In the read-mapping discussion below, what were ALT contigs added to the reference to capture?

+++ GIVEN PASSAGE +++

This is true but the issue is more complex than this. There are also:

These have very high similarity too and STAR (or any other aligner which is used for RNA-seq data) will get confused when trying to map a read on a gene or on its paralogs (or on its pseudogene or on another gene with overlaps it). These will get punish too by non-unique alignments. These are a challenge for RNA-seq data and aligner.

schelhorn commented 9 years ago

Sure, homology is a general problem in read mapping -- for DNA as well as RNA. Still, homologs that occur naturally within a single genome are a justified reason for mapping uncertainty. Artificially added homologs such as ALT contigs, on the other hand, were added to capture known variation and have a well-known (since we created it), mutually exclusive relationship. These are a different beasts since they can be processed explicitly by the aligner. So even keeping in mind homology as a general challenge does not absolve us (as a community) from working ALT information into the aligners, in principal. Else, to illustrate an extreme case, you will end up with no unique reference regions at all once all known human variation is incorporated.

ndaniel commented 9 years ago

From the examples above, some overlapping genes may also be seen also as artificially added (i.e. one gene is made longer on purpose in order to overlap another one, usually its neighbor) in order to capture known variation (and might have a well-known exclusive relationship, e.g. healthy vs tumor), like for example fusion genes (see: GOPC-ROS1 and FIP1L1-PDGFRA fusions which appear only in some cancers but in healthy samples these genes never overlap; therefore all these four genes GOPC, ROS1, FIPL1, PDGFRA are punished in most of the DEG analysis which do not involve those specific types of tumors were they appear)! One may argue that all fusion genes (which are represented as overlapping genes) can be seen exactly as ALT contigs!

+++ PROVIDED MATERIAL +++

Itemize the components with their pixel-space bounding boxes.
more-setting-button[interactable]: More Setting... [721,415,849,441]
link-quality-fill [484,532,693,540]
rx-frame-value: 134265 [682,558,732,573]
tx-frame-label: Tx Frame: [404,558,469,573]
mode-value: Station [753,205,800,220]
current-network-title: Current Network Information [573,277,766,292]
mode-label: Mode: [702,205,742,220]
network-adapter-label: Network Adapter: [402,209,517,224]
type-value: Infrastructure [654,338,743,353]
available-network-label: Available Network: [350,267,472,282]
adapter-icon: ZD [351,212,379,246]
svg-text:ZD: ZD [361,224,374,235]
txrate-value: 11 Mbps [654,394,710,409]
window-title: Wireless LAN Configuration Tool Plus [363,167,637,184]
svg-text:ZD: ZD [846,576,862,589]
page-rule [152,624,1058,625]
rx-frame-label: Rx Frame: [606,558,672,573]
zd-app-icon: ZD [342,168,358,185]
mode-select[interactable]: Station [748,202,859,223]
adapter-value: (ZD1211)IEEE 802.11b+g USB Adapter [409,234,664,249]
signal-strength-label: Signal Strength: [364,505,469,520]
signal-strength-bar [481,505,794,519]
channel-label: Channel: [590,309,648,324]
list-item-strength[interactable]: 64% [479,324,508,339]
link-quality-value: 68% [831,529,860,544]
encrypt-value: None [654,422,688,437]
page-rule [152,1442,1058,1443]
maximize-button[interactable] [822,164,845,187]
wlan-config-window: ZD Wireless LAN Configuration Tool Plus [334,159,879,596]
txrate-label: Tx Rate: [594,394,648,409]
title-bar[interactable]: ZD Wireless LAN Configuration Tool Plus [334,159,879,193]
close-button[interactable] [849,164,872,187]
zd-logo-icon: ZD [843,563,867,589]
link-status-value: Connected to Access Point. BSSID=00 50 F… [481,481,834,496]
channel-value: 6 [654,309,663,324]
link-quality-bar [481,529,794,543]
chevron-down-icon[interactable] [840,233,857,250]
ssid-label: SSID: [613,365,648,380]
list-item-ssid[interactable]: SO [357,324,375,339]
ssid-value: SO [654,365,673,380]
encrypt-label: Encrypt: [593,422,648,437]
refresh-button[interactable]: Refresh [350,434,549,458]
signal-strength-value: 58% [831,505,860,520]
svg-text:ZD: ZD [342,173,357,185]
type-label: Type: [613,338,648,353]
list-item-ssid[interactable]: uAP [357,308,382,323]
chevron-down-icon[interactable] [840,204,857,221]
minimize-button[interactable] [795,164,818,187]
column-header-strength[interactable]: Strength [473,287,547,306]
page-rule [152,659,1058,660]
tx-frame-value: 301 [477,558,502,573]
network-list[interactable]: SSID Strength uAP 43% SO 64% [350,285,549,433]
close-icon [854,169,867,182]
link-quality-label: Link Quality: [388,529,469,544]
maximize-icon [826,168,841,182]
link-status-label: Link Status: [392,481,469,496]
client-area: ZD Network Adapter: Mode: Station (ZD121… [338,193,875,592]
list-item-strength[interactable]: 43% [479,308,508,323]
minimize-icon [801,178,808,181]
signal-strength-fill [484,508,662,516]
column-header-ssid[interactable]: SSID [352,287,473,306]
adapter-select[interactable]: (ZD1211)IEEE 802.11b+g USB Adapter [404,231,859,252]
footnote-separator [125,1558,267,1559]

+++

SOLVED EXERCISE - Known variation.